--- BEGIN ---
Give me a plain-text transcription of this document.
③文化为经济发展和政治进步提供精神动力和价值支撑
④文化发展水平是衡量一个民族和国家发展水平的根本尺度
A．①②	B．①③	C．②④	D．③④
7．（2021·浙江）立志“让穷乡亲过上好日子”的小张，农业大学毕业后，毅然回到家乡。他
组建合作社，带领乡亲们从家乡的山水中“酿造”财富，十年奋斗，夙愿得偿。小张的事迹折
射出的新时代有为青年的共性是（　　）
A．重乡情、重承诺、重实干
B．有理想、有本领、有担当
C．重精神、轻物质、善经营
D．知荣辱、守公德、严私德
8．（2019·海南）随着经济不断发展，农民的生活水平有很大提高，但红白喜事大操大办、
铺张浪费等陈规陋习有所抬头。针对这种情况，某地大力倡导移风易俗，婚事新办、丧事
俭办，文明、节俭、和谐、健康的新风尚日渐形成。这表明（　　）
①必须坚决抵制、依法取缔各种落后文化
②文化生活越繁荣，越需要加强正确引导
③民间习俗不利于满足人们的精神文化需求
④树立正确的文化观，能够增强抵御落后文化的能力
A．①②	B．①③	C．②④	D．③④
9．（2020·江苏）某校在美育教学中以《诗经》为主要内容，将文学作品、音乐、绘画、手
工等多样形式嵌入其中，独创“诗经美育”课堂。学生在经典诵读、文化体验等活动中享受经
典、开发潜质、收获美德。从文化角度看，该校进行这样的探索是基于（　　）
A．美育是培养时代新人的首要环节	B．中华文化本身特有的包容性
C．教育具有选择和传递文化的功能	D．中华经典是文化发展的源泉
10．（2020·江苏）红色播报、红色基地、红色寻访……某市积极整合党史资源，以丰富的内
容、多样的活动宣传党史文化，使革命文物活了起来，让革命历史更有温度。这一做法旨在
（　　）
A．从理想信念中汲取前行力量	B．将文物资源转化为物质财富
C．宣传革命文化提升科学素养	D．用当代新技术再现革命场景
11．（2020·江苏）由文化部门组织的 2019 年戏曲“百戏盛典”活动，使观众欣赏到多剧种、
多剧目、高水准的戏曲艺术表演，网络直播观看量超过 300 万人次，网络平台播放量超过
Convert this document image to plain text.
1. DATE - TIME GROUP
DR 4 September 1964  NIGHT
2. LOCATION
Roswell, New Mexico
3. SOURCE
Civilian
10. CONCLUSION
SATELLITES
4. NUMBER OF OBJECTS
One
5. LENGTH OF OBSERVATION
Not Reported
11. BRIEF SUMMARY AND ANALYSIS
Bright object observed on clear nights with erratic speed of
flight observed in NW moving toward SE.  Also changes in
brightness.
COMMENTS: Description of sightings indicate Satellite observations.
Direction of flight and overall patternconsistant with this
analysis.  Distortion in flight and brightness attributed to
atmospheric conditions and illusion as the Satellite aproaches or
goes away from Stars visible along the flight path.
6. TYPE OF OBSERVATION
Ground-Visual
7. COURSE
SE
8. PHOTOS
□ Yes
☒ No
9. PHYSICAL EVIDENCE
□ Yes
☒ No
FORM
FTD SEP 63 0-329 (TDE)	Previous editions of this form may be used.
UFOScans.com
--- END ---
--- Written exercise ---
The entries above should be repeated exactly, every one of them.

--- The completed task ---
Give me a plain-text transcription of this document.
③文化为经济发展和政治进步提供精神动力和价值支撑
④文化发展水平是衡量一个民族和国家发展水平的根本尺度
A．①②	B．①③	C．②④	D．③④
7．（2021·浙江）立志“让穷乡亲过上好日子”的小张，农业大学毕业后，毅然回到家乡。他
组建合作社，带领乡亲们从家乡的山水中“酿造”财富，十年奋斗，夙愿得偿。小张的事迹折
射出的新时代有为青年的共性是（　　）
A．重乡情、重承诺、重实干
B．有理想、有本领、有担当
C．重精神、轻物质、善经营
D．知荣辱、守公德、严私德
8．（2019·海南）随着经济不断发展，农民的生活水平有很大提高，但红白喜事大操大办、
铺张浪费等陈规陋习有所抬头。针对这种情况，某地大力倡导移风易俗，婚事新办、丧事
俭办，文明、节俭、和谐、健康的新风尚日渐形成。这表明（　　）
①必须坚决抵制、依法取缔各种落后文化
②文化生活越繁荣，越需要加强正确引导
③民间习俗不利于满足人们的精神文化需求
④树立正确的文化观，能够增强抵御落后文化的能力
A．①②	B．①③	C．②④	D．③④
9．（2020·江苏）某校在美育教学中以《诗经》为主要内容，将文学作品、音乐、绘画、手
工等多样形式嵌入其中，独创“诗经美育”课堂。学生在经典诵读、文化体验等活动中享受经
典、开发潜质、收获美德。从文化角度看，该校进行这样的探索是基于（　　）
A．美育是培养时代新人的首要环节	B．中华文化本身特有的包容性
C．教育具有选择和传递文化的功能	D．中华经典是文化发展的源泉
10．（2020·江苏）红色播报、红色基地、红色寻访……某市积极整合党史资源，以丰富的内
容、多样的活动宣传党史文化，使革命文物活了起来，让革命历史更有温度。这一做法旨在
（　　）
A．从理想信念中汲取前行力量	B．将文物资源转化为物质财富
C．宣传革命文化提升科学素养	D．用当代新技术再现革命场景
11．（2020·江苏）由文化部门组织的 2019 年戏曲“百戏盛典”活动，使观众欣赏到多剧种、
多剧目、高水准的戏曲艺术表演，网络直播观看量超过 300 万人次，网络平台播放量超过
Convert this document image to plain text.
1. DATE - TIME GROUP
DR 4 September 1964  NIGHT
2. LOCATION
Roswell, New Mexico
3. SOURCE
Civilian
10. CONCLUSION
SATELLITES
4. NUMBER OF OBJECTS
One
5. LENGTH OF OBSERVATION
Not Reported
11. BRIEF SUMMARY AND ANALYSIS
Bright object observed on clear nights with erratic speed of
flight observed in NW moving toward SE.  Also changes in
brightness.
COMMENTS: Description of sightings indicate Satellite observations.
Direction of flight and overall patternconsistant with this
analysis.  Distortion in flight and brightness attributed to
atmospheric conditions and illusion as the Satellite aproaches or
goes away from Stars visible along the flight path.
6. TYPE OF OBSERVATION
Ground-Visual
7. COURSE
SE
8. PHOTOS
□ Yes
☒ No
9. PHYSICAL EVIDENCE
□ Yes
☒ No
FORM
FTD SEP 63 0-329 (TDE)	Previous editions of this form may be used.
UFOScans.com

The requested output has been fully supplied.